§ REQUIREMENT
Identify the lines that contain the word "operación" and copy each one.

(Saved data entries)
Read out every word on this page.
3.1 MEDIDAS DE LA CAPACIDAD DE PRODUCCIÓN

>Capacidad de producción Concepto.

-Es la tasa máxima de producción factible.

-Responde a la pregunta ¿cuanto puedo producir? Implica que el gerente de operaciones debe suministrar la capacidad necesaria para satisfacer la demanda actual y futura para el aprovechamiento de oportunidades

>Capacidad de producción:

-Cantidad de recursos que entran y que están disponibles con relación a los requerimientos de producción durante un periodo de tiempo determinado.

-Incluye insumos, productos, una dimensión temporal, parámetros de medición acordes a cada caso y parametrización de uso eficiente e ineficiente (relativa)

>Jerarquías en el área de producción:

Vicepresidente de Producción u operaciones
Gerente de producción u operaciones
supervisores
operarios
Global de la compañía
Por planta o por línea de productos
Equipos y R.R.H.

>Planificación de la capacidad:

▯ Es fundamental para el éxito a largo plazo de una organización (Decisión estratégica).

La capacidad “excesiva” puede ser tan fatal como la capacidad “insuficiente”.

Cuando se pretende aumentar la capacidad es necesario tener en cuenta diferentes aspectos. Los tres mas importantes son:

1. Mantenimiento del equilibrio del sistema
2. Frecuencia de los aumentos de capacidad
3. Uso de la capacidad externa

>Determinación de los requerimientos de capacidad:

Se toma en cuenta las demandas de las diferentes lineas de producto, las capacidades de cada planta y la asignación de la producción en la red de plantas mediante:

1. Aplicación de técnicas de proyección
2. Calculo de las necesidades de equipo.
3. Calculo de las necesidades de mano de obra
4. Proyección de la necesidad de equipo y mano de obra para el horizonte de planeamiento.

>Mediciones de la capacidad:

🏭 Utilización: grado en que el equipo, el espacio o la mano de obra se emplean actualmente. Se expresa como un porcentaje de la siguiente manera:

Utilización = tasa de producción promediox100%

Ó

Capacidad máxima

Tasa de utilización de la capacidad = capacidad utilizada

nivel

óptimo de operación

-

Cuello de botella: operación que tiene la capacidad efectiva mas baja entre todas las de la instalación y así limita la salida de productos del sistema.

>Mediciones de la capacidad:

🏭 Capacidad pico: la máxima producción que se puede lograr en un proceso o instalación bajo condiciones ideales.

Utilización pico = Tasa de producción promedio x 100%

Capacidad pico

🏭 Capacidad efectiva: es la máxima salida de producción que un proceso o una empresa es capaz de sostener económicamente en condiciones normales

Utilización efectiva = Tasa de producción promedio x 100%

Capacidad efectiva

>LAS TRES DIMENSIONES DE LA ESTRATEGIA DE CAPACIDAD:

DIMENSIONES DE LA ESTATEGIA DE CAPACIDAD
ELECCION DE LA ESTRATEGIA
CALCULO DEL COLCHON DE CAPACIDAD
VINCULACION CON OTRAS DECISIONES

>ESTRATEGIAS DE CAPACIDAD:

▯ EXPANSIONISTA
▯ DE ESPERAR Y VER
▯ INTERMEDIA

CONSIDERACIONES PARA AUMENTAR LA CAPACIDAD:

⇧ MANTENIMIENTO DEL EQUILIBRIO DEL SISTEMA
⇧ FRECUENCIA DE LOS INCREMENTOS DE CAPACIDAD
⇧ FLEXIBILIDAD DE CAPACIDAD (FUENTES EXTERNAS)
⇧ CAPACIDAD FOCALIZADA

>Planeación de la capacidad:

§ CORRECT ANSWER
óptimo de operación
Cuello de botella: operación que tiene la capacidad efectiva mas baja entre todas las de la instalación y así limita la salida de productos del sistema.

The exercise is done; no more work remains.